Gather, from the listing beneath this task, every line holding the string "的理由是".

::::::::

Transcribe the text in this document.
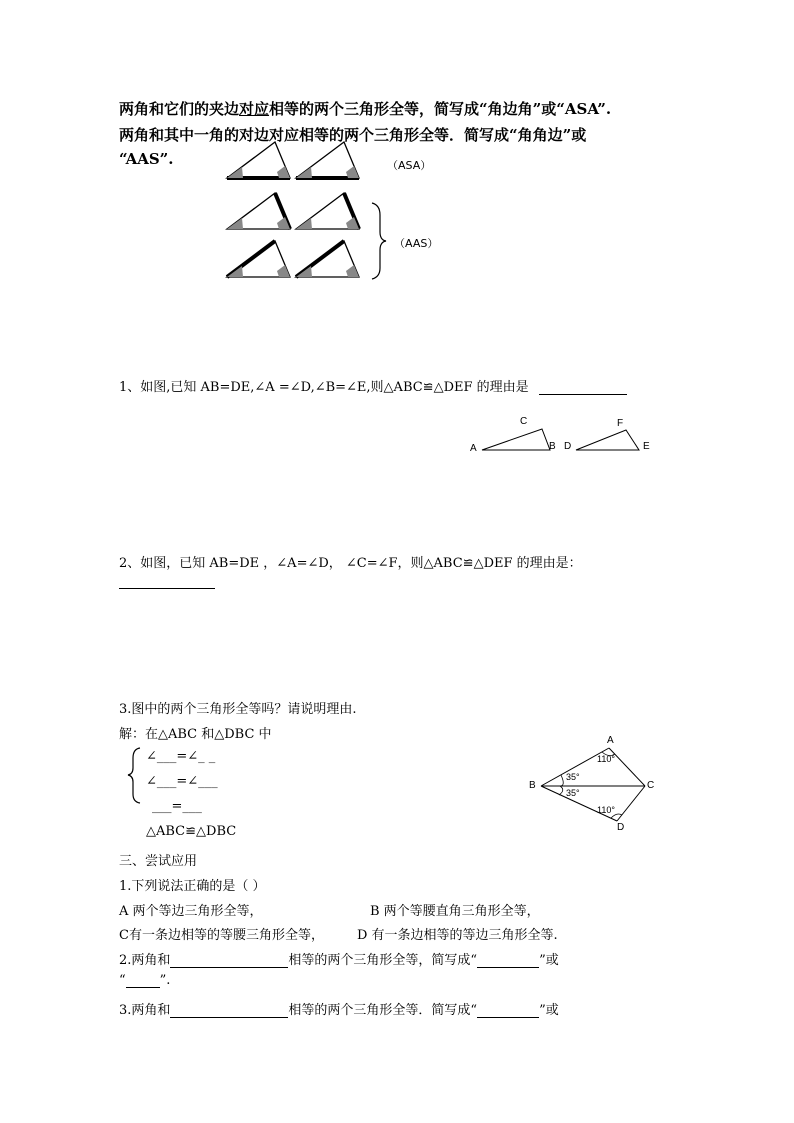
两角和它们的夹边对应相等的两个三角形全等，简写成“角边角”或“ASA”.
两角和其中一角的对边对应相等的两个三角形全等．简写成“角角边”或
“AAS”.	（ASA）
（AAS）
1、如图,已知 AB=DE,∠A =∠D,∠B=∠E,则△ABC≌△DEF 的理由是
C
A	B D
F
E
2、如图，已知 AB=DE ，∠A=∠D， ∠C=∠F，则△ABC≌△DEF 的理由是：
3.图中的两个三角形全等吗？请说明理由.
解：在△ABC 和△DBC 中
∠___=∠_ _
∠___=∠___
___=___
△ABC≌△DBC
A
B	C
D
110°
35°
35°
110°
三、尝试应用
1.下列说法正确的是（ ）
A 两个等边三角形全等，	B 两个等腰直角三角形全等，
C有一条边相等的等腰三角形全等，	D 有一条边相等的等边三角形全等.
2.两角和	相等的两个三角形全等，简写成“	”或
“	”.
3.两角和	相等的两个三角形全等．简写成“	”或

::::::::

Complete response:
1、如图,已知 AB=DE,∠A =∠D,∠B=∠E,则△ABC≌△DEF 的理由是
2、如图，已知 AB=DE ，∠A=∠D， ∠C=∠F，则△ABC≌△DEF 的理由是：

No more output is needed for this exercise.